**TEXT SHOWN:**
'''

# Fluval e300 problem



## Squeege84

hey,

just wondering if anyone else has this same problem. I've got a Fluval e300 for a 75 gallon tank and i've got it set at 78 degrees but it's not staying at that temperature, the only time it reached that temperature was when I placed at second heater into the tank, once i removed the second heater, the temp. dropped to 76-74 degrees. Anyone else have this problem? if so how did you fix it?

Thanks!


----------



## Y2KGT

How are you measuring the temperature in the tank? I ask this question because I thought I was having a problem with my heater but it actually turned out to be that my Coralife digital thermometer was off by 5 degrees. I also have another digital thermometer that's off by 2 or 3 degrees.

I now use one of the PinPoint Wireless Thermometers and its bang on.
http://www.aquariumsupplies.ca/pinpoint-wireless-thermometer-p-3261.html
--
Paul


----------



## Squeege84

Y2KGT said:


> How are you measuring the temperature in the tank? I ask this question because I thought I was having a problem with my heater but it actually turned out to be that my Coralife digital thermometer was off by 5 degrees. I also have another digital thermometer that's off by 2 or 3 degrees.
> 
> I now use one of the PinPoint Wireless Thermometers and its bang on.
> http://www.aquariumsupplies.ca/pinpoint-wireless-thermometer-p-3261.html
> --
> Paul


I'm measuring the temp with the built in temp. the e300 comes with, is this not a good way to measure the temp?


----------



## Y2KGT

I would check its accuracy with another thermometer.

Have you tried contacting Hagen? Whenever I have an issue or question with one of their products I just send them an email and they reply within a day.

Use this form to contact Hagen Canada.
http://hagen-cen.custhelp.com/cgi-b...fdHlwZT1hbnN3ZXJzLnNlYXJjaF9ubCZwX3BhZ2U9MQ**

--
Paul


----------



## Squeege84

Thanks, I'll try that, see how accurate it is. I'll also contact Hagen and see what they say.

- Lu


----------



## Squeege84

Y2KGT said:


> I would check its accuracy with another thermometer.
> 
> Have you tried contacting Hagen? Whenever I have an issue or question with one of their products I just send them an email and they reply within a day.
> 
> Use this form to contact Hagen Canada.

'''

**EXERCISE SET:**
(A) Revise the Fluval e300 thread from "just wondering if" through "you fix it?", replacing "second heater" with "backup heater".
(B) Please list the brand and company names mentioned in the Fluval e300 thread.
(C) Pick up the Fluval e300 thread where it stops and keep writing.

**PROVIDED RECORDS:**
'''

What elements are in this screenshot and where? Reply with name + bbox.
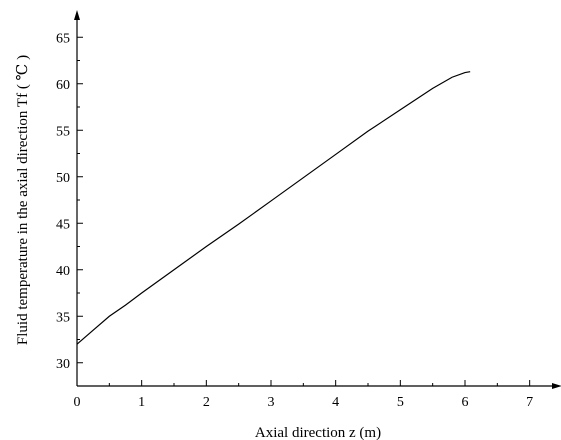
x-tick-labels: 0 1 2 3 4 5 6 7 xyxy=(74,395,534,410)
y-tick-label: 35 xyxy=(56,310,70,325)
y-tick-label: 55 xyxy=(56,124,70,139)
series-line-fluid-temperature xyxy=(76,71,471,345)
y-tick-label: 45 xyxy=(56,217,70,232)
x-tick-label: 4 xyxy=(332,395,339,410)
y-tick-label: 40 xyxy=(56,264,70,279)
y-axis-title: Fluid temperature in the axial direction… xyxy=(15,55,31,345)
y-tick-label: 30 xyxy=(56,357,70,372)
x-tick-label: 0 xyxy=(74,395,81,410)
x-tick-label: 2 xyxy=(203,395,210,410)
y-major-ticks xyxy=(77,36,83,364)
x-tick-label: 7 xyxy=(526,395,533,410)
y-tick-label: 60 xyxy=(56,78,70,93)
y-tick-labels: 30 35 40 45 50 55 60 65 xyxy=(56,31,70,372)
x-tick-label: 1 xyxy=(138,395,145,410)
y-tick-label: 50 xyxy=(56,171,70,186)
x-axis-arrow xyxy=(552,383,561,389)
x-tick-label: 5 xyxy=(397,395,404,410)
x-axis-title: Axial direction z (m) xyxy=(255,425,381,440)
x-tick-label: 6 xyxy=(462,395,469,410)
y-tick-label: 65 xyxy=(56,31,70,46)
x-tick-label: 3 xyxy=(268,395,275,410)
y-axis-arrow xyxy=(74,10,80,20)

'''
'''

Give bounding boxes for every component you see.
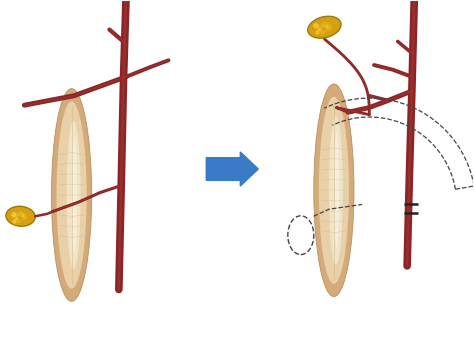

'''
'''

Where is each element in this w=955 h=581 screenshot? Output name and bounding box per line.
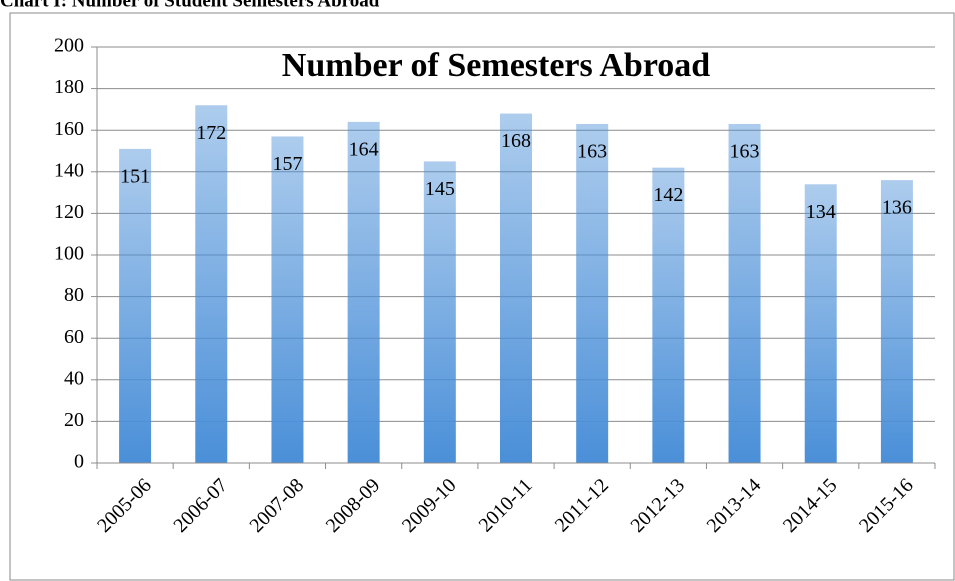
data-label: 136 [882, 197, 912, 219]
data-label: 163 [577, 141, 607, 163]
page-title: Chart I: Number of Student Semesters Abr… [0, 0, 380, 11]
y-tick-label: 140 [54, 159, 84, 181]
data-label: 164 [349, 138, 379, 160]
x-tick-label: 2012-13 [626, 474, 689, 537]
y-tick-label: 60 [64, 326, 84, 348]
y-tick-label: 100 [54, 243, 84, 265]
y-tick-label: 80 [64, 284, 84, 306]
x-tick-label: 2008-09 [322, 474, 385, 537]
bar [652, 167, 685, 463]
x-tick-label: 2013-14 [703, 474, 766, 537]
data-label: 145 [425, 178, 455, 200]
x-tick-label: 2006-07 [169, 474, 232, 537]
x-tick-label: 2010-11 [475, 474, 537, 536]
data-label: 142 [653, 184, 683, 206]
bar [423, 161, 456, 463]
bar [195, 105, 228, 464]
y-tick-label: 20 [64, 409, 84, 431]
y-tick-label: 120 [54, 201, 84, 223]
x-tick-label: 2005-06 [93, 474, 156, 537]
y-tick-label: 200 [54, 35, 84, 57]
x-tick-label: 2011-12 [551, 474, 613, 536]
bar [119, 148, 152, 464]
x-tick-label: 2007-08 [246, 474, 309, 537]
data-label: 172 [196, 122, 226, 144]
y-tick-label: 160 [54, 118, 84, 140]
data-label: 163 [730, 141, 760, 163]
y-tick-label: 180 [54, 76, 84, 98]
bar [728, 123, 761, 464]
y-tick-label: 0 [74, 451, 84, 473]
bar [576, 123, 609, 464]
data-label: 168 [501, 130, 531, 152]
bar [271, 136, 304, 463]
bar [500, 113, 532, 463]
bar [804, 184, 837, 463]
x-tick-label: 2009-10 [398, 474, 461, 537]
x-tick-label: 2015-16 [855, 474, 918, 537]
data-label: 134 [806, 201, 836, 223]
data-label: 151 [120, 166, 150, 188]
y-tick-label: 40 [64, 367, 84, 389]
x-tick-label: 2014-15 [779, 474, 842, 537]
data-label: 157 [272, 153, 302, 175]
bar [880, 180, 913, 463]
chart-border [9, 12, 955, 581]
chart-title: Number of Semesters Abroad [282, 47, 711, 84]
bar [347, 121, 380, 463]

'''

**RESULTS FOR EACH TASK:**
(A)
just wondering if anyone else has this same problem. I've got a Fluval e300 for a 75 gallon tank and i've got it set at 78 degrees but it's not staying at that temperature, the only time it reached that temperature was when I placed at backup heater into the tank, once i removed the backup heater, the temp. dropped to 76-74 degrees. Anyone else have this problem? if so how did you fix it?

(B) Fluval, Coralife, PinPoint, Hagen

(C)
> http://hagen-cen.custhelp.com/cgi-b...fdHlwZT1hbnN3ZXJzLnNlYXJjaF9ubCZwX3BhZ2U9MQ**
> 
> --
> Paul


Thanks for the link, I msg'd them yesterday and within an hr I got a reply back from one of their customer service ppl. She advised me to try and put the heater on an angle of 1pm&7pm and see what happens, well it worked, I woke up this morning and the temp went up to 78 and is holding!


----------



## JohnyBGood

Squeege84, do you have to constantly keep your heater on that angle, now? I was considering this heater because I really like Hagen, but a crooked heater would drive me bonkers!
It's expensive, too. Where did you get yours from?


----------



## Squeege84

JohnyBGood said:


> Squeege84, do you have to constantly keep your heater on that angle, now? I was considering this heater because I really like Hagen, but a crooked heater would drive me bonkers!
> It's expensive, too. Where did you get yours from?


Hey JohnybGood,

No, after putting the heater on an angle for maybe 1-2 days, it reached the temp. I wanted the tank at and then I fixed it straight and haven't angled it since. I guess it's some weird bypass they have lol. It's a great heater, I like how it tells you if theres low flow around it. I got mine from another tank owner brand new for like $30 lol it was a steal!!!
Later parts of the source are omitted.